> **Description of the task**
What is the count of lines in the listing below that hold the string "целях"? Reply with that number alone.

- - - - - - -

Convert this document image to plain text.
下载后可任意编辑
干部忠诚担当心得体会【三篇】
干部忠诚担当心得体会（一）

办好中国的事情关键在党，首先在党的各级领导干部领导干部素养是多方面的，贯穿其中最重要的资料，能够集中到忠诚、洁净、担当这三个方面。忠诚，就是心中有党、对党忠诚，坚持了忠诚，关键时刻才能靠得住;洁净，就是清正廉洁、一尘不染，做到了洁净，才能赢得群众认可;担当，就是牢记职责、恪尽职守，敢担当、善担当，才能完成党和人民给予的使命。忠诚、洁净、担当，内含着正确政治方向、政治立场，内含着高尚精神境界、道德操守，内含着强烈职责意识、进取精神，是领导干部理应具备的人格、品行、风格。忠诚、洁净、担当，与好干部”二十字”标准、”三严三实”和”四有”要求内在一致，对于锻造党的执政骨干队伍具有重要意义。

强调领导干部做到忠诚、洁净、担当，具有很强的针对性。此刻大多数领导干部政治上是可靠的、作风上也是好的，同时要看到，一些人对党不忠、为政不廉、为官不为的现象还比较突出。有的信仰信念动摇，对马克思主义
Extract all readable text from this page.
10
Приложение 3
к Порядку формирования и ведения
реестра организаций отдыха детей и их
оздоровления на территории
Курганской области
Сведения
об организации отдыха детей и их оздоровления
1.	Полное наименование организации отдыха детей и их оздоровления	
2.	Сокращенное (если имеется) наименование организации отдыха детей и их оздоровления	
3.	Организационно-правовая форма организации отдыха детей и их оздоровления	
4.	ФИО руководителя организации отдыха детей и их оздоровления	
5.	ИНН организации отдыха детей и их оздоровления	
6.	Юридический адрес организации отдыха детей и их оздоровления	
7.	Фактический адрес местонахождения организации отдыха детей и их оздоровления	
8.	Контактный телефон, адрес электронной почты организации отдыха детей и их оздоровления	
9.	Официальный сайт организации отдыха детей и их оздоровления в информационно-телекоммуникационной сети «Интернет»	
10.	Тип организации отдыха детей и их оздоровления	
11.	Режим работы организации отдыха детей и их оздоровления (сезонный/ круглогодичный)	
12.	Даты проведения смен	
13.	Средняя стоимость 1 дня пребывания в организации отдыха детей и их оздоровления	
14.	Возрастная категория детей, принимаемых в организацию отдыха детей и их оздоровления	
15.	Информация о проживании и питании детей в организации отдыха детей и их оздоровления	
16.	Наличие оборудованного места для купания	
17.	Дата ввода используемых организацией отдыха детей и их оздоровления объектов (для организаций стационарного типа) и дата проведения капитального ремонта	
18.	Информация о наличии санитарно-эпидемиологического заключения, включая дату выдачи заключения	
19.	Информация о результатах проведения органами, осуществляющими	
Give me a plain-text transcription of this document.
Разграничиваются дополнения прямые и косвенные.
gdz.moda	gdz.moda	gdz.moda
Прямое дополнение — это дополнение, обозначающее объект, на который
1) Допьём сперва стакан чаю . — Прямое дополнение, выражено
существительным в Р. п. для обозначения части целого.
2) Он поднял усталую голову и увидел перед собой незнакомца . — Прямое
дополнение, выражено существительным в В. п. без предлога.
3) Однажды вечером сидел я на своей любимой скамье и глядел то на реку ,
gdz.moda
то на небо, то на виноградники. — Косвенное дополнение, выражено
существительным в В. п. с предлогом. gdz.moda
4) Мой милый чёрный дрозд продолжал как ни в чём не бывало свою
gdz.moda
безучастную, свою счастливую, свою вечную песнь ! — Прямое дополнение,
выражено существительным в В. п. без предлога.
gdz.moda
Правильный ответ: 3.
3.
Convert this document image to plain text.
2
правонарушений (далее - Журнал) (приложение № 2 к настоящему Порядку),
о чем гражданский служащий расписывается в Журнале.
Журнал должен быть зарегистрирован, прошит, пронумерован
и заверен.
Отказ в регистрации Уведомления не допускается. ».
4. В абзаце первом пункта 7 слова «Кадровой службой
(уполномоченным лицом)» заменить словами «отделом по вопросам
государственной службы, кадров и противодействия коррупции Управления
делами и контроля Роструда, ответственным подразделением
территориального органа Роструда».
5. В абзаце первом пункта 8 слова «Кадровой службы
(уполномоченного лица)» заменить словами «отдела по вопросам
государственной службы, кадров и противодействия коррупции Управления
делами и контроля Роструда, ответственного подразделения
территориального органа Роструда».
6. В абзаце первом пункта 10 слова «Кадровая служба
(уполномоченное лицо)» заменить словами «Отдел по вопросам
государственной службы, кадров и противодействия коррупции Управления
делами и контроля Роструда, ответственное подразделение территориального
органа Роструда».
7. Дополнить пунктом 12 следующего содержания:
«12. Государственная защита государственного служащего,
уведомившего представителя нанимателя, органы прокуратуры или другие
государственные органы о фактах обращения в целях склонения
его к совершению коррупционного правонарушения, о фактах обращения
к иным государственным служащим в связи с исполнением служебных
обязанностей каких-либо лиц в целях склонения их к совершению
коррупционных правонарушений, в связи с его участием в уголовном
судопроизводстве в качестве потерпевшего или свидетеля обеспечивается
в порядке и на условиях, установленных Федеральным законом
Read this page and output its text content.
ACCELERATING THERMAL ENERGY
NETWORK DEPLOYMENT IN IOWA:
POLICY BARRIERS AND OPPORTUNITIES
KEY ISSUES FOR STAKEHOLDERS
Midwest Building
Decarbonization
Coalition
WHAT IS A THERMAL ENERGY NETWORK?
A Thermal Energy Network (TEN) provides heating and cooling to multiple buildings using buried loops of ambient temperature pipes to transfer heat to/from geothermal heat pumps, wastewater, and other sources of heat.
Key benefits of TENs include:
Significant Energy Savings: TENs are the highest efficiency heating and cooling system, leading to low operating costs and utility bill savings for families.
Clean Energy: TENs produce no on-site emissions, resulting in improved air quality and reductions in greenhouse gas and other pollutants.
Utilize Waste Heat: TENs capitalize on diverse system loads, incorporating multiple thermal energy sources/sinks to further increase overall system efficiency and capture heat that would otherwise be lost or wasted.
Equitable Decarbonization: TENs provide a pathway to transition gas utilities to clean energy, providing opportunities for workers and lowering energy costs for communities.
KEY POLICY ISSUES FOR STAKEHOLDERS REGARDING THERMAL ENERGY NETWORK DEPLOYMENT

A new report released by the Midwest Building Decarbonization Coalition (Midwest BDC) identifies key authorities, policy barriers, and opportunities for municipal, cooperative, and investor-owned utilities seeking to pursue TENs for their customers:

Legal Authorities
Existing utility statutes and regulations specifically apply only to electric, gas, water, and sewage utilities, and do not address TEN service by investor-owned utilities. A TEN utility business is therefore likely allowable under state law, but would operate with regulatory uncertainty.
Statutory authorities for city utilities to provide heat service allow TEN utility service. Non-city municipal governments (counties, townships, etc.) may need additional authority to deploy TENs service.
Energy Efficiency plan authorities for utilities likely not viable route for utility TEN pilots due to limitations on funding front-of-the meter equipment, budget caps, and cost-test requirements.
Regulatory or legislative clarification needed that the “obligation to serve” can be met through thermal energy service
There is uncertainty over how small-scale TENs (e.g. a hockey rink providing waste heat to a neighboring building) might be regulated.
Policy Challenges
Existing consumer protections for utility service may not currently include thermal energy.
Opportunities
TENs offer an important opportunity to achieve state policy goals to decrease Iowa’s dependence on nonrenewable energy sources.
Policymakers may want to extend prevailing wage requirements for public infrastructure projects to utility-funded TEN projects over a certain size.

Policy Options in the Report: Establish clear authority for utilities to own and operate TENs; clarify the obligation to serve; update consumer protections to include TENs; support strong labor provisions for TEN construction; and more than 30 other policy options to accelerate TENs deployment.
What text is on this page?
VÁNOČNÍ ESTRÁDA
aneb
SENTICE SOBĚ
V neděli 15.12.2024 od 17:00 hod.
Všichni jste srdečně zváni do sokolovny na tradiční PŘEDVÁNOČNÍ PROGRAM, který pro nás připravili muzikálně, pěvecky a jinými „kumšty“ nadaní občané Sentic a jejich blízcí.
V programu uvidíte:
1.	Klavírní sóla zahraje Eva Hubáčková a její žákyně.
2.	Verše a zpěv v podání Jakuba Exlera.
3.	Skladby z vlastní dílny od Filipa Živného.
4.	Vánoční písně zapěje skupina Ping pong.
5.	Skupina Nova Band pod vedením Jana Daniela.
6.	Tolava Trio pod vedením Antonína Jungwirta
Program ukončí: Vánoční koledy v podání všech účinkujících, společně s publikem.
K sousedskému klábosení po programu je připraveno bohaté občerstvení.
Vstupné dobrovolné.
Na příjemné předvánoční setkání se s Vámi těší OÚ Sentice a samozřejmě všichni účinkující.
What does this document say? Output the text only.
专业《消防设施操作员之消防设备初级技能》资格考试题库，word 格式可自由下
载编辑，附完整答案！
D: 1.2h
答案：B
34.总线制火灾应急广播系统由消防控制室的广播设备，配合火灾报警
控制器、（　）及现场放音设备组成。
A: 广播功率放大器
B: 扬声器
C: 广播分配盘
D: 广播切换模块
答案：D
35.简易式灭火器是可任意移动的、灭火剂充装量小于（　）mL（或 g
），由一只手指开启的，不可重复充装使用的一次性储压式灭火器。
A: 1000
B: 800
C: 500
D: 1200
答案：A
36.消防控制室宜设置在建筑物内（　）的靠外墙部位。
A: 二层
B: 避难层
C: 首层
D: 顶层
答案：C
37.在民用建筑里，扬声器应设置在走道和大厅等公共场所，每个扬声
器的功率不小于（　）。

- - - - - - -

> **Expected answer**
2